** Stated exercise **
List every line below containing "theme".

** Data supplied **
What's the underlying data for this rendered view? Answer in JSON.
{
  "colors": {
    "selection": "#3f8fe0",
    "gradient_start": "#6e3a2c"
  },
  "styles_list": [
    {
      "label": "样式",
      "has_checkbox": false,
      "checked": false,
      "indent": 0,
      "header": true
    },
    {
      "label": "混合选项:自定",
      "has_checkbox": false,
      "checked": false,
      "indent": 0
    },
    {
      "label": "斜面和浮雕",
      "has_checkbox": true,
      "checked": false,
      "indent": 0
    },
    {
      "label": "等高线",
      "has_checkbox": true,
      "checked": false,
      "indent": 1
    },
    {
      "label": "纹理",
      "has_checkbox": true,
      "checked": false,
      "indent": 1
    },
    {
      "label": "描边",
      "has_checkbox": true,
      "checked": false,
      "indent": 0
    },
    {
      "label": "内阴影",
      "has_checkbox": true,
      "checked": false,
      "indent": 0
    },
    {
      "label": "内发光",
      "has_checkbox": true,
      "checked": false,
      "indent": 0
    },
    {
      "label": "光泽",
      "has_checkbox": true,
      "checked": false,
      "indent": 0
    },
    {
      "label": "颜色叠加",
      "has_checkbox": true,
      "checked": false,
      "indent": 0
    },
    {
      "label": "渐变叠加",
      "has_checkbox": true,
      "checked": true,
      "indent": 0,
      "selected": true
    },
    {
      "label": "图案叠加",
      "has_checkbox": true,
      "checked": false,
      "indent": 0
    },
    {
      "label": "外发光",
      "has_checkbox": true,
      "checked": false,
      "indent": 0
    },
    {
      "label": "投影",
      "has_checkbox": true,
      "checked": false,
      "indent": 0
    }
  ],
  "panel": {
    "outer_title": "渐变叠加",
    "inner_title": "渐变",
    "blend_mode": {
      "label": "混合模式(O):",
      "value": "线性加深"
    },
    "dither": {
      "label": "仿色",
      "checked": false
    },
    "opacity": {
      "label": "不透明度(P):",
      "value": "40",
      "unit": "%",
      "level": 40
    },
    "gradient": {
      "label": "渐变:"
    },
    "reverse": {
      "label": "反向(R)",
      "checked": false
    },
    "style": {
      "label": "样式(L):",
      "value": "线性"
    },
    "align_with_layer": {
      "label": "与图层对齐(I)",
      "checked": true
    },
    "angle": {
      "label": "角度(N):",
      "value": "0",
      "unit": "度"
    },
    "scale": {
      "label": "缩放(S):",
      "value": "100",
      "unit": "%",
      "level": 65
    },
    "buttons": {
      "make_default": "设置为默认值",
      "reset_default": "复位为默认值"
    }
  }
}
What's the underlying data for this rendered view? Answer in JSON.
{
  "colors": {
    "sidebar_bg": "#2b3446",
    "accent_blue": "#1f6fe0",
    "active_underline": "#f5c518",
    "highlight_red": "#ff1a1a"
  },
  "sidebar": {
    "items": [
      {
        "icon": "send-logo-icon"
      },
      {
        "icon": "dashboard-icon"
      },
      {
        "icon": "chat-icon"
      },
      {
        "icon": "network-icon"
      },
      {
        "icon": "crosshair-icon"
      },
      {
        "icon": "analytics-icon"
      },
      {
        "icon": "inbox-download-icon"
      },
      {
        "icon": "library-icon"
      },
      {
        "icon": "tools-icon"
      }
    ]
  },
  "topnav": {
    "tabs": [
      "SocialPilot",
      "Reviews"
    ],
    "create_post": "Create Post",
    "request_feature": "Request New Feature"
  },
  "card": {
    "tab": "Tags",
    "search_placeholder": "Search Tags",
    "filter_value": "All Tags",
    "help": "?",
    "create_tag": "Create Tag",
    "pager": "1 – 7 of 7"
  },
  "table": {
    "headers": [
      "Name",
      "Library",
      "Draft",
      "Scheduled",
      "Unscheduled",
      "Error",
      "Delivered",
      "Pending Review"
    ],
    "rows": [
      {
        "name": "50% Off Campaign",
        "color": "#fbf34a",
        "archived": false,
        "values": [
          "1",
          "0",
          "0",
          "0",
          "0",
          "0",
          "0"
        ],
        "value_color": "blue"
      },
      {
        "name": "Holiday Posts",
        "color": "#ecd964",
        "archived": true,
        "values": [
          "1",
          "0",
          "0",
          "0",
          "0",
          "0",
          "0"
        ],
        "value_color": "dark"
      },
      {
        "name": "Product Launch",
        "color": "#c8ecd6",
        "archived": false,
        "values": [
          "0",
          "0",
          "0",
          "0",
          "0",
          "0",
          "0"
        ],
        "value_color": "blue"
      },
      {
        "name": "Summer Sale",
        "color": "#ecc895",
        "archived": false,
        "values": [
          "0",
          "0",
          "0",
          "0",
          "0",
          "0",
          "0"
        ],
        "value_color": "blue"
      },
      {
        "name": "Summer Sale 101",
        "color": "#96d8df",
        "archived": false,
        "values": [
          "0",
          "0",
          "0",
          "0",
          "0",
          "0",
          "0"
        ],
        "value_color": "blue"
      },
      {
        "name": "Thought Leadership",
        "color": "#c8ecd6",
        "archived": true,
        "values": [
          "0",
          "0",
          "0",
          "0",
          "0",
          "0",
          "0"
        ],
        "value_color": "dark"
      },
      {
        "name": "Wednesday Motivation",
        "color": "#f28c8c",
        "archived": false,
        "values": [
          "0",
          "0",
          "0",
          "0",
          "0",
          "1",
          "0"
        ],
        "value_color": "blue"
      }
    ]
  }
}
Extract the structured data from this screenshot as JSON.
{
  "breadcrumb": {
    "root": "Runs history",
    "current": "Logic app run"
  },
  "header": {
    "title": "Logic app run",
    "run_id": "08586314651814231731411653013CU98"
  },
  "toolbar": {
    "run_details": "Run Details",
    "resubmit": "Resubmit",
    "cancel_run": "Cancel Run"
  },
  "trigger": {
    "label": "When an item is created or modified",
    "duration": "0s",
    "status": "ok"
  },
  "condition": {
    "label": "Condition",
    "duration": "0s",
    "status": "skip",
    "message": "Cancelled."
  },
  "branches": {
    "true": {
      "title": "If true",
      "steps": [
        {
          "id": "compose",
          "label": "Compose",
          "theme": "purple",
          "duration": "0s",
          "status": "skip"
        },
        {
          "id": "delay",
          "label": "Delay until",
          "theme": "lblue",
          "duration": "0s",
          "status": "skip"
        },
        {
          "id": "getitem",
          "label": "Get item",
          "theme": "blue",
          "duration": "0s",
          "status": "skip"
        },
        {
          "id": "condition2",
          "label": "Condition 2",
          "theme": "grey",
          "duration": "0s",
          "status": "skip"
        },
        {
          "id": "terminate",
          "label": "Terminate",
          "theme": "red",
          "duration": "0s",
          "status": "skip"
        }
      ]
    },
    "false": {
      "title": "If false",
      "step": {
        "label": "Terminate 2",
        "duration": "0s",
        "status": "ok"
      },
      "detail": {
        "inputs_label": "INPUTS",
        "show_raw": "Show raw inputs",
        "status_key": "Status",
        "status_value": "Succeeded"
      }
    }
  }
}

** Written reply **
          "theme": "purple",
          "theme": "lblue",
          "theme": "blue",
          "theme": "grey",
          "theme": "red",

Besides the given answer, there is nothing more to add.